§ **What to do**: Output the entries below exactly as written, omitting pictures.

§ **Available records**:
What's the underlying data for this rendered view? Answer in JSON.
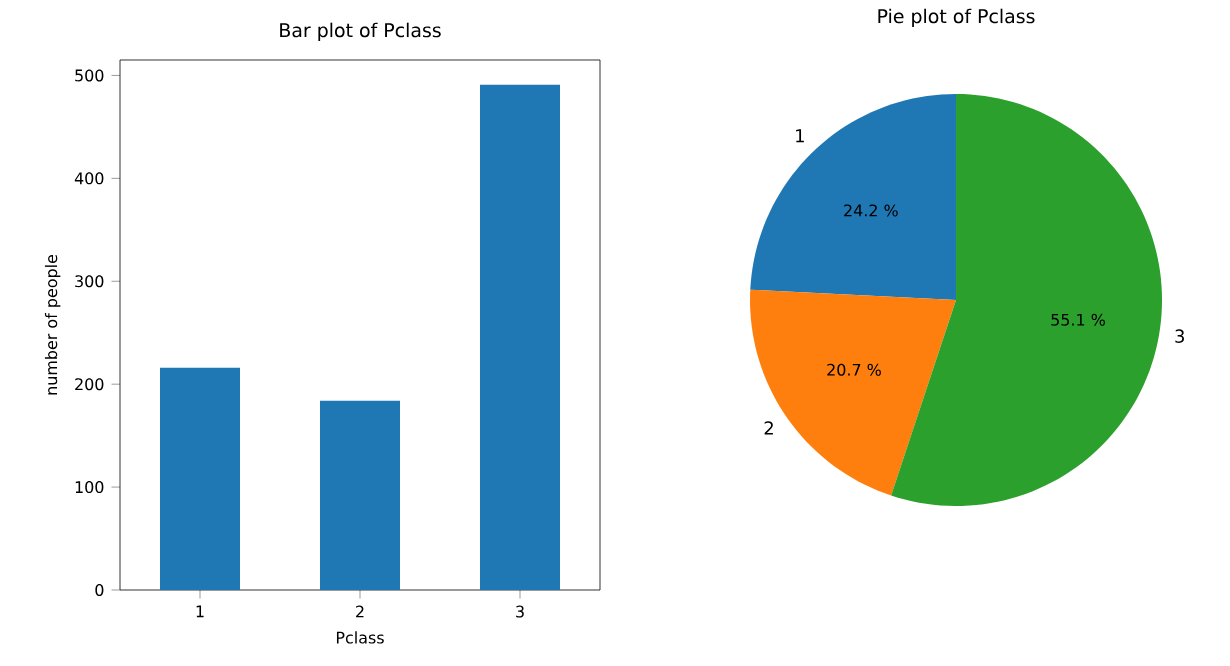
{
  "chart_data": [
    {
      "type": "bar",
      "title": "Bar plot of Pclass",
      "xlabel": "Pclass",
      "ylabel": "number of people",
      "categories": [
        "1",
        "2",
        "3"
      ],
      "values": [
        216,
        184,
        491
      ],
      "color": "#1f77b4",
      "ylim": [
        0,
        515
      ],
      "yticks": [
        0,
        100,
        200,
        300,
        400,
        500
      ]
    },
    {
      "type": "pie",
      "title": "Pie plot of Pclass",
      "categories": [
        "1",
        "2",
        "3"
      ],
      "values": [
        24.2,
        20.7,
        55.1
      ],
      "colors": [
        "#1f77b4",
        "#ff7f0e",
        "#2ca02c"
      ],
      "value_labels": [
        "24.2 %",
        "20.7 %",
        "55.1 %"
      ]
    }
  ]
}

§ **The answer**:
What's the underlying data for this rendered view? Answer in JSON.
{
  "chart_data": [
    {
      "type": "bar",
      "title": "Bar plot of Pclass",
      "xlabel": "Pclass",
      "ylabel": "number of people",
      "categories": [
        "1",
        "2",
        "3"
      ],
      "values": [
        216,
        184,
        491
      ],
      "color": "#1f77b4",
      "ylim": [
        0,
        515
      ],
      "yticks": [
        0,
        100,
        200,
        300,
        400,
        500
      ]
    },
    {
      "type": "pie",
      "title": "Pie plot of Pclass",
      "categories": [
        "1",
        "2",
        "3"
      ],
      "values": [
        24.2,
        20.7,
        55.1
      ],
      "colors": [
        "#1f77b4",
        "#ff7f0e",
        "#2ca02c"
      ],
      "value_labels": [
        "24.2 %",
        "20.7 %",
        "55.1 %"
      ]
    }
  ]
}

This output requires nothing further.